• **EXERCISE OBJECTIVE**:
Pull every line containing "TESTE" from the entries.

-------- DATA FOR THE TASK

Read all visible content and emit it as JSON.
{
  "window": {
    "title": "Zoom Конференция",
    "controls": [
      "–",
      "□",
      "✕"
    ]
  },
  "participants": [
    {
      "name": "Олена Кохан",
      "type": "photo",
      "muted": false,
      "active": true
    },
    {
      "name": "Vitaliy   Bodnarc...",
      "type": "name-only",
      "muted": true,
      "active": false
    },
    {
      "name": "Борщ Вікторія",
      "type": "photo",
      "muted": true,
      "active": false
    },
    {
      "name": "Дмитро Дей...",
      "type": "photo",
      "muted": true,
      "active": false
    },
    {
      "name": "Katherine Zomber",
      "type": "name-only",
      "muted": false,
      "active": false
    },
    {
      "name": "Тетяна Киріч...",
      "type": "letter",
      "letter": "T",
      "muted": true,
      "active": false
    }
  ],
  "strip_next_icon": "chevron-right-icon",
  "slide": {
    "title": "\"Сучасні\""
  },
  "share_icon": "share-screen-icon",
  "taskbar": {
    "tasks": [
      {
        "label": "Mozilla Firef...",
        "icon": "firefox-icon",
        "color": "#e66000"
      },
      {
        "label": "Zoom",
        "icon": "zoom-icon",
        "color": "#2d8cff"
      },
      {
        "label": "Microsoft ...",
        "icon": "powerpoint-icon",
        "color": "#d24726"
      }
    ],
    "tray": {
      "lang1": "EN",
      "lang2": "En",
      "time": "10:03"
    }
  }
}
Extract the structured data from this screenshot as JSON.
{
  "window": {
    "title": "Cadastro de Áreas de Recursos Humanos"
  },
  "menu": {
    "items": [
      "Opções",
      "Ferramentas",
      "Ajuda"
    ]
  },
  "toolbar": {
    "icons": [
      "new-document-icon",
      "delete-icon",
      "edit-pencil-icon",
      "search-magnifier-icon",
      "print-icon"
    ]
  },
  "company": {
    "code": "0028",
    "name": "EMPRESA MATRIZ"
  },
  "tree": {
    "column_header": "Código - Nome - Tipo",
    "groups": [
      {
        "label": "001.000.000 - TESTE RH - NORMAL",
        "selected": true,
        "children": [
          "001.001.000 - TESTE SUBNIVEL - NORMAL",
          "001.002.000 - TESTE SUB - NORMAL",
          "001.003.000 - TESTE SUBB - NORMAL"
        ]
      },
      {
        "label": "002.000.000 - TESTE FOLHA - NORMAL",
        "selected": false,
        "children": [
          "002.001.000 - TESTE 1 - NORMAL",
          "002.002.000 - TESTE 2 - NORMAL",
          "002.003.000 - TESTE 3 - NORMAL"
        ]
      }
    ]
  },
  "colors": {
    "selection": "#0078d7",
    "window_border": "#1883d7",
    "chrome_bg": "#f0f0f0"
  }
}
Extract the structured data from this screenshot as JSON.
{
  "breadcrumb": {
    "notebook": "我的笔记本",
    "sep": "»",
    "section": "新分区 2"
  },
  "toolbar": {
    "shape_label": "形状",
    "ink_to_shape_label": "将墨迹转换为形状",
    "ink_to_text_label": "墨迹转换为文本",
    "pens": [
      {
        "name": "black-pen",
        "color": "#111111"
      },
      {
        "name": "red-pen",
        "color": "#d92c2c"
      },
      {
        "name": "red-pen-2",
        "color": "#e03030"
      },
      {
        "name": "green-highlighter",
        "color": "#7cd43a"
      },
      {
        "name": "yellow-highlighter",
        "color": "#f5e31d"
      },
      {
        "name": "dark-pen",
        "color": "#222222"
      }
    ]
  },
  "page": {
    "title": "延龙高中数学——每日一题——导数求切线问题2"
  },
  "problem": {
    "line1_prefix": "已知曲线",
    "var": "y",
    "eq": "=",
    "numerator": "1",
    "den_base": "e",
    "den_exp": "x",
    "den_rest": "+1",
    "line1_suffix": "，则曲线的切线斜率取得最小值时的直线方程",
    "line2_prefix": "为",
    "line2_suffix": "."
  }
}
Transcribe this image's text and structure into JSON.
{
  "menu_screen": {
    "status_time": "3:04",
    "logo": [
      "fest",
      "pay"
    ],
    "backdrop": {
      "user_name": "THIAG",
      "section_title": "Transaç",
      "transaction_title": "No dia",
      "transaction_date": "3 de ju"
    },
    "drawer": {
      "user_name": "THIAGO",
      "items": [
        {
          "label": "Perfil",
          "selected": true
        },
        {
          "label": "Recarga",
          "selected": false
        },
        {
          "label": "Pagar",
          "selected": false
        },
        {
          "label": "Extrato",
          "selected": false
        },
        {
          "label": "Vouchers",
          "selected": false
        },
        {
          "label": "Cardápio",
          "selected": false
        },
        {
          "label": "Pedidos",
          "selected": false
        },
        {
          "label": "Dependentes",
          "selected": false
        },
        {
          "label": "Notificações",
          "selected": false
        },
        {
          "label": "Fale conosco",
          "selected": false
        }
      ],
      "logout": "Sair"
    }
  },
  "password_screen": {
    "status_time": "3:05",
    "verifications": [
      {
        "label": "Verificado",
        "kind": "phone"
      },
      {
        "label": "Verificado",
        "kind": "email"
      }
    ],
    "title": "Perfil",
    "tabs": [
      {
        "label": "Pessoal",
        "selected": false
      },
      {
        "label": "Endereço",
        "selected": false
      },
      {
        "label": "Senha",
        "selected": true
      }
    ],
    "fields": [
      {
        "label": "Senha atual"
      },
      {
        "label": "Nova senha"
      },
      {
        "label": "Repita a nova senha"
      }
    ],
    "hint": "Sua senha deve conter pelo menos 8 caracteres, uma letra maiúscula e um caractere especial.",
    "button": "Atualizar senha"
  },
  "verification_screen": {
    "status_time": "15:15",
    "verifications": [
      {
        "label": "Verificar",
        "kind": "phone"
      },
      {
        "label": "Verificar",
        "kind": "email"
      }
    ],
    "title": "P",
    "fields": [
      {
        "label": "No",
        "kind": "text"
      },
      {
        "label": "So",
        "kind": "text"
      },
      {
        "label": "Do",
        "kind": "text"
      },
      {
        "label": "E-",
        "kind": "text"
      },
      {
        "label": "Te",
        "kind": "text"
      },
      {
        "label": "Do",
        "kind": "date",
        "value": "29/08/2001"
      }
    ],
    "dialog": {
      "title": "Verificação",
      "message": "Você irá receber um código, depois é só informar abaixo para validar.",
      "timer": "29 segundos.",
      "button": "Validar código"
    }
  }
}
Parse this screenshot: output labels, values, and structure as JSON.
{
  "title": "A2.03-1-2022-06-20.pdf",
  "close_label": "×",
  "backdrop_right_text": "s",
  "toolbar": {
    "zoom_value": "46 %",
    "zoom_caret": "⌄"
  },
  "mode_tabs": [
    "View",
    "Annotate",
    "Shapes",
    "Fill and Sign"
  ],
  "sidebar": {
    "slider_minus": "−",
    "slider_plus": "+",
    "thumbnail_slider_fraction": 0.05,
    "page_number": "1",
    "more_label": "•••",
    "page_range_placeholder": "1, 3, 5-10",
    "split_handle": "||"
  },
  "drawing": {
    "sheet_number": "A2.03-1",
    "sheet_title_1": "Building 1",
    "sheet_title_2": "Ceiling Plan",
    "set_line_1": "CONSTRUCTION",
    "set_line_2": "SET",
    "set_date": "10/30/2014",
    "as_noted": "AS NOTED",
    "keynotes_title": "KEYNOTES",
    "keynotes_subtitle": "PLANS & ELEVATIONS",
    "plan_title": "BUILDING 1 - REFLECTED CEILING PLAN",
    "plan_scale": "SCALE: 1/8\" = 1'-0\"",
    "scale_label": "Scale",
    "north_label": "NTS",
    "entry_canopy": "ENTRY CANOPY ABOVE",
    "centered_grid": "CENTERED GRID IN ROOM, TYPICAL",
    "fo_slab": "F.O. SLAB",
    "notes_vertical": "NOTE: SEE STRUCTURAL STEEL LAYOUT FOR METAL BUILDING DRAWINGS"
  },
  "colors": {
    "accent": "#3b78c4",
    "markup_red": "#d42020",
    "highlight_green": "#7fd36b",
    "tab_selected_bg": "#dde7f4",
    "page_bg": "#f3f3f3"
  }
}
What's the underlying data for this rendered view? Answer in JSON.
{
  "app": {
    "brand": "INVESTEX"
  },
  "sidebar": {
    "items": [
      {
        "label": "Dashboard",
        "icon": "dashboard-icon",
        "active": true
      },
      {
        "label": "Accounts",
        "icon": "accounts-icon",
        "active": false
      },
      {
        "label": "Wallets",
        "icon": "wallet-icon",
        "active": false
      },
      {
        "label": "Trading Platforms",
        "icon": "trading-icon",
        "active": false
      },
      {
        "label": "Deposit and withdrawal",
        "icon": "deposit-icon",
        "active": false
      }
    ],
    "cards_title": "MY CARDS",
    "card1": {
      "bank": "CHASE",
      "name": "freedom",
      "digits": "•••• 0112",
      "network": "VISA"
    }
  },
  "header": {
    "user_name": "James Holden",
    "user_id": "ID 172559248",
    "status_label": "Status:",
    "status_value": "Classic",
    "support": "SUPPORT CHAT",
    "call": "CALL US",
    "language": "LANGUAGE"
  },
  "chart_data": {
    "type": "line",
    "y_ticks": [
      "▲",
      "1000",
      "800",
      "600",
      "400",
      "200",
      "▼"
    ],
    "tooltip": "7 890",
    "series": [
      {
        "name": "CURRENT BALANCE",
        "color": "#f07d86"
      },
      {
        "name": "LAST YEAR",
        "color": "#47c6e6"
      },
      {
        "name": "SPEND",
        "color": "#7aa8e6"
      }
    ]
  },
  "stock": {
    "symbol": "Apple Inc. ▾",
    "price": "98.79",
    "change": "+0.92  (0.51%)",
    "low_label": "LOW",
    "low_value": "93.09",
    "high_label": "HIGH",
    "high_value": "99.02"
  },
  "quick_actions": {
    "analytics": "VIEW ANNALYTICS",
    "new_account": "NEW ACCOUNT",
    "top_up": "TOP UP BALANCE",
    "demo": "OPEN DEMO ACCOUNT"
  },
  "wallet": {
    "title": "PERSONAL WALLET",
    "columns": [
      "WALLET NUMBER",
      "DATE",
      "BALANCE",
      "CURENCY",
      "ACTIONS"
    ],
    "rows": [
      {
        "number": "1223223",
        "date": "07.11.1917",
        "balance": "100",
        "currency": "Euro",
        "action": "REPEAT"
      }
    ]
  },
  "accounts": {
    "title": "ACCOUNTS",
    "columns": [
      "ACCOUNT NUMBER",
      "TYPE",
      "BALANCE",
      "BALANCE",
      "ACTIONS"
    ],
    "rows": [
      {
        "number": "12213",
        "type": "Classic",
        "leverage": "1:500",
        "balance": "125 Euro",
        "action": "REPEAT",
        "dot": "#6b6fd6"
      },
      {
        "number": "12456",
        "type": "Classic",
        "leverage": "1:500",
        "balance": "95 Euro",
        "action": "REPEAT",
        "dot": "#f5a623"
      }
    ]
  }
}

----------------

• **RIGHT ANSWER**:
        "label": "001.000.000 - TESTE RH - NORMAL",
          "001.001.000 - TESTE SUBNIVEL - NORMAL",
          "001.002.000 - TESTE SUB - NORMAL",
          "001.003.000 - TESTE SUBB - NORMAL"
        "label": "002.000.000 - TESTE FOLHA - NORMAL",
          "002.001.000 - TESTE 1 - NORMAL",
          "002.002.000 - TESTE 2 - NORMAL",
          "002.003.000 - TESTE 3 - NORMAL"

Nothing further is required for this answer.